==== Provided records
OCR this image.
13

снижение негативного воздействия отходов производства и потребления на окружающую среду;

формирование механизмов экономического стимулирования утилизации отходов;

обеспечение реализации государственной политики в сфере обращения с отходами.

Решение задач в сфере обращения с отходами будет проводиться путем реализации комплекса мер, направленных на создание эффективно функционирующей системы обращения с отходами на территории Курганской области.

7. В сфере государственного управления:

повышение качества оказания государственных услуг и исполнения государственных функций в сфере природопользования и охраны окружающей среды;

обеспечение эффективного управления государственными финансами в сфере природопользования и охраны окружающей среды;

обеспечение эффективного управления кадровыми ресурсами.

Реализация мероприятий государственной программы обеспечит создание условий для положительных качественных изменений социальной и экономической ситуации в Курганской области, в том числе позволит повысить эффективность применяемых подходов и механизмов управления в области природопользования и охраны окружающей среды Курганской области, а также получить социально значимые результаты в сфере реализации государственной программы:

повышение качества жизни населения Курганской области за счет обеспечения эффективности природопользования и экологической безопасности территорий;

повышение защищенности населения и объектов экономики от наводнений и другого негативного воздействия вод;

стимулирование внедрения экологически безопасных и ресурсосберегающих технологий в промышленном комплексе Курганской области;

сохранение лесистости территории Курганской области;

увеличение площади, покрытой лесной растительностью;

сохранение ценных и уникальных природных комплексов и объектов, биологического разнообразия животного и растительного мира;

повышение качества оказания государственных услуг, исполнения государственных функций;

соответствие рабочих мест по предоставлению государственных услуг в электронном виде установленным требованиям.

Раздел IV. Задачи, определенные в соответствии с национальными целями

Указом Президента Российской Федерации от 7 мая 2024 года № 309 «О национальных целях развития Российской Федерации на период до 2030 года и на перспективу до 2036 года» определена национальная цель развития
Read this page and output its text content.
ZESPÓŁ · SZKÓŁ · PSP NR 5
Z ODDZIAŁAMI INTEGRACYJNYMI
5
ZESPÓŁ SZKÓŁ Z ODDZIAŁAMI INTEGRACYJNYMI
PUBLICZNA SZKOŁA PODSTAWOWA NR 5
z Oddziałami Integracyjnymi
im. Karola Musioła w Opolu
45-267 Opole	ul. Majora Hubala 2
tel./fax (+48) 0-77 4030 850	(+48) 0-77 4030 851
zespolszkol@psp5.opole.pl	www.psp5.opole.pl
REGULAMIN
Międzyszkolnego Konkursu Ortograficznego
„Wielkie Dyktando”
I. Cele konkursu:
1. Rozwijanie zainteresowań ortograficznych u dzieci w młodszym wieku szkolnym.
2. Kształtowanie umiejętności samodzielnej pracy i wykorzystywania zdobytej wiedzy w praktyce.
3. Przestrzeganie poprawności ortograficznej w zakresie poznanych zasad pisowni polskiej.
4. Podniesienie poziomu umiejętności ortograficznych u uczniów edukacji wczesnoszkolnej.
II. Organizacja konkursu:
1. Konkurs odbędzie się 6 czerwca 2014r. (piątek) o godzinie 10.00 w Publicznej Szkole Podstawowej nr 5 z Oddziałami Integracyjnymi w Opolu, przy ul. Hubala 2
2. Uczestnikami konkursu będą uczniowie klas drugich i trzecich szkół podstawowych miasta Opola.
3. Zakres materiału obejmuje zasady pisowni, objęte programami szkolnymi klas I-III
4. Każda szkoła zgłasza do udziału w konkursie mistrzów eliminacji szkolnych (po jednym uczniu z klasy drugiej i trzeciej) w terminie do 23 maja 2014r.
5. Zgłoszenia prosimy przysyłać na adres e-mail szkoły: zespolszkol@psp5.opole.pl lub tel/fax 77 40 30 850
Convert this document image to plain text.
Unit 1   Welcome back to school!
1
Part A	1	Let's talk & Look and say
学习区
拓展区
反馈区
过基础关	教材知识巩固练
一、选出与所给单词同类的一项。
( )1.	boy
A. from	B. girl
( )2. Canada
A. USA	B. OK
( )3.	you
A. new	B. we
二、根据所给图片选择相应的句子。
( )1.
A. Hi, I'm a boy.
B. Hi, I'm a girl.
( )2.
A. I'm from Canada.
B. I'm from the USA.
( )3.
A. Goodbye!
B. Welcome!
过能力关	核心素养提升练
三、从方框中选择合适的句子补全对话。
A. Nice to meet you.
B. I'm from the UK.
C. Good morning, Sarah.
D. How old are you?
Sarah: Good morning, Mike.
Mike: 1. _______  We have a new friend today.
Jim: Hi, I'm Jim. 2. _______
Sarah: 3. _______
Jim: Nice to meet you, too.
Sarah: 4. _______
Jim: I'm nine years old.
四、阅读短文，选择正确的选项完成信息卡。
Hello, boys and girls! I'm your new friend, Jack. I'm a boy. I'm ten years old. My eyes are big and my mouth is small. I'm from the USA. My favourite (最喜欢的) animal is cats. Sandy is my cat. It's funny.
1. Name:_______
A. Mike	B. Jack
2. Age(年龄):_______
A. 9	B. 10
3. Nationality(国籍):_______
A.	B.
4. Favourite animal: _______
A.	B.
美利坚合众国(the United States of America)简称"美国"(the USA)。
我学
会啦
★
========
> _What you need to do_
All of the records must be retyped exactly as they are.

> _Full solution_
OCR this image.
13

снижение негативного воздействия отходов производства и потребления на окружающую среду;

формирование механизмов экономического стимулирования утилизации отходов;

обеспечение реализации государственной политики в сфере обращения с отходами.

Решение задач в сфере обращения с отходами будет проводиться путем реализации комплекса мер, направленных на создание эффективно функционирующей системы обращения с отходами на территории Курганской области.

7. В сфере государственного управления:

повышение качества оказания государственных услуг и исполнения государственных функций в сфере природопользования и охраны окружающей среды;

обеспечение эффективного управления государственными финансами в сфере природопользования и охраны окружающей среды;

обеспечение эффективного управления кадровыми ресурсами.

Реализация мероприятий государственной программы обеспечит создание условий для положительных качественных изменений социальной и экономической ситуации в Курганской области, в том числе позволит повысить эффективность применяемых подходов и механизмов управления в области природопользования и охраны окружающей среды Курганской области, а также получить социально значимые результаты в сфере реализации государственной программы:

повышение качества жизни населения Курганской области за счет обеспечения эффективности природопользования и экологической безопасности территорий;

повышение защищенности населения и объектов экономики от наводнений и другого негативного воздействия вод;

стимулирование внедрения экологически безопасных и ресурсосберегающих технологий в промышленном комплексе Курганской области;

сохранение лесистости территории Курганской области;

увеличение площади, покрытой лесной растительностью;

сохранение ценных и уникальных природных комплексов и объектов, биологического разнообразия животного и растительного мира;

повышение качества оказания государственных услуг, исполнения государственных функций;

соответствие рабочих мест по предоставлению государственных услуг в электронном виде установленным требованиям.

Раздел IV. Задачи, определенные в соответствии с национальными целями

Указом Президента Российской Федерации от 7 мая 2024 года № 309 «О национальных целях развития Российской Федерации на период до 2030 года и на перспективу до 2036 года» определена национальная цель развития
Read this page and output its text content.
ZESPÓŁ · SZKÓŁ · PSP NR 5
Z ODDZIAŁAMI INTEGRACYJNYMI
5
ZESPÓŁ SZKÓŁ Z ODDZIAŁAMI INTEGRACYJNYMI
PUBLICZNA SZKOŁA PODSTAWOWA NR 5
z Oddziałami Integracyjnymi
im. Karola Musioła w Opolu
45-267 Opole	ul. Majora Hubala 2
tel./fax (+48) 0-77 4030 850	(+48) 0-77 4030 851
zespolszkol@psp5.opole.pl	www.psp5.opole.pl
REGULAMIN
Międzyszkolnego Konkursu Ortograficznego
„Wielkie Dyktando”
I. Cele konkursu:
1. Rozwijanie zainteresowań ortograficznych u dzieci w młodszym wieku szkolnym.
2. Kształtowanie umiejętności samodzielnej pracy i wykorzystywania zdobytej wiedzy w praktyce.
3. Przestrzeganie poprawności ortograficznej w zakresie poznanych zasad pisowni polskiej.
4. Podniesienie poziomu umiejętności ortograficznych u uczniów edukacji wczesnoszkolnej.
II. Organizacja konkursu:
1. Konkurs odbędzie się 6 czerwca 2014r. (piątek) o godzinie 10.00 w Publicznej Szkole Podstawowej nr 5 z Oddziałami Integracyjnymi w Opolu, przy ul. Hubala 2
2. Uczestnikami konkursu będą uczniowie klas drugich i trzecich szkół podstawowych miasta Opola.
3. Zakres materiału obejmuje zasady pisowni, objęte programami szkolnymi klas I-III
4. Każda szkoła zgłasza do udziału w konkursie mistrzów eliminacji szkolnych (po jednym uczniu z klasy drugiej i trzeciej) w terminie do 23 maja 2014r.
5. Zgłoszenia prosimy przysyłać na adres e-mail szkoły: zespolszkol@psp5.opole.pl lub tel/fax 77 40 30 850
Convert this document image to plain text.
Unit 1   Welcome back to school!
1
Part A	1	Let's talk & Look and say
学习区
拓展区
反馈区
过基础关	教材知识巩固练
一、选出与所给单词同类的一项。
( )1.	boy
A. from	B. girl
( )2. Canada
A. USA	B. OK
( )3.	you
A. new	B. we
二、根据所给图片选择相应的句子。
( )1.
A. Hi, I'm a boy.
B. Hi, I'm a girl.
( )2.
A. I'm from Canada.
B. I'm from the USA.
( )3.
A. Goodbye!
B. Welcome!
过能力关	核心素养提升练
三、从方框中选择合适的句子补全对话。
A. Nice to meet you.
B. I'm from the UK.
C. Good morning, Sarah.
D. How old are you?
Sarah: Good morning, Mike.
Mike: 1. _______  We have a new friend today.
Jim: Hi, I'm Jim. 2. _______
Sarah: 3. _______
Jim: Nice to meet you, too.
Sarah: 4. _______
Jim: I'm nine years old.
四、阅读短文，选择正确的选项完成信息卡。
Hello, boys and girls! I'm your new friend, Jack. I'm a boy. I'm ten years old. My eyes are big and my mouth is small. I'm from the USA. My favourite (最喜欢的) animal is cats. Sandy is my cat. It's funny.
1. Name:_______
A. Mike	B. Jack
2. Age(年龄):_______
A. 9	B. 10
3. Nationality(国籍):_______
A.	B.
4. Favourite animal: _______
A.	B.
美利坚合众国(the United States of America)简称"美国"(the USA)。
我学
会啦
★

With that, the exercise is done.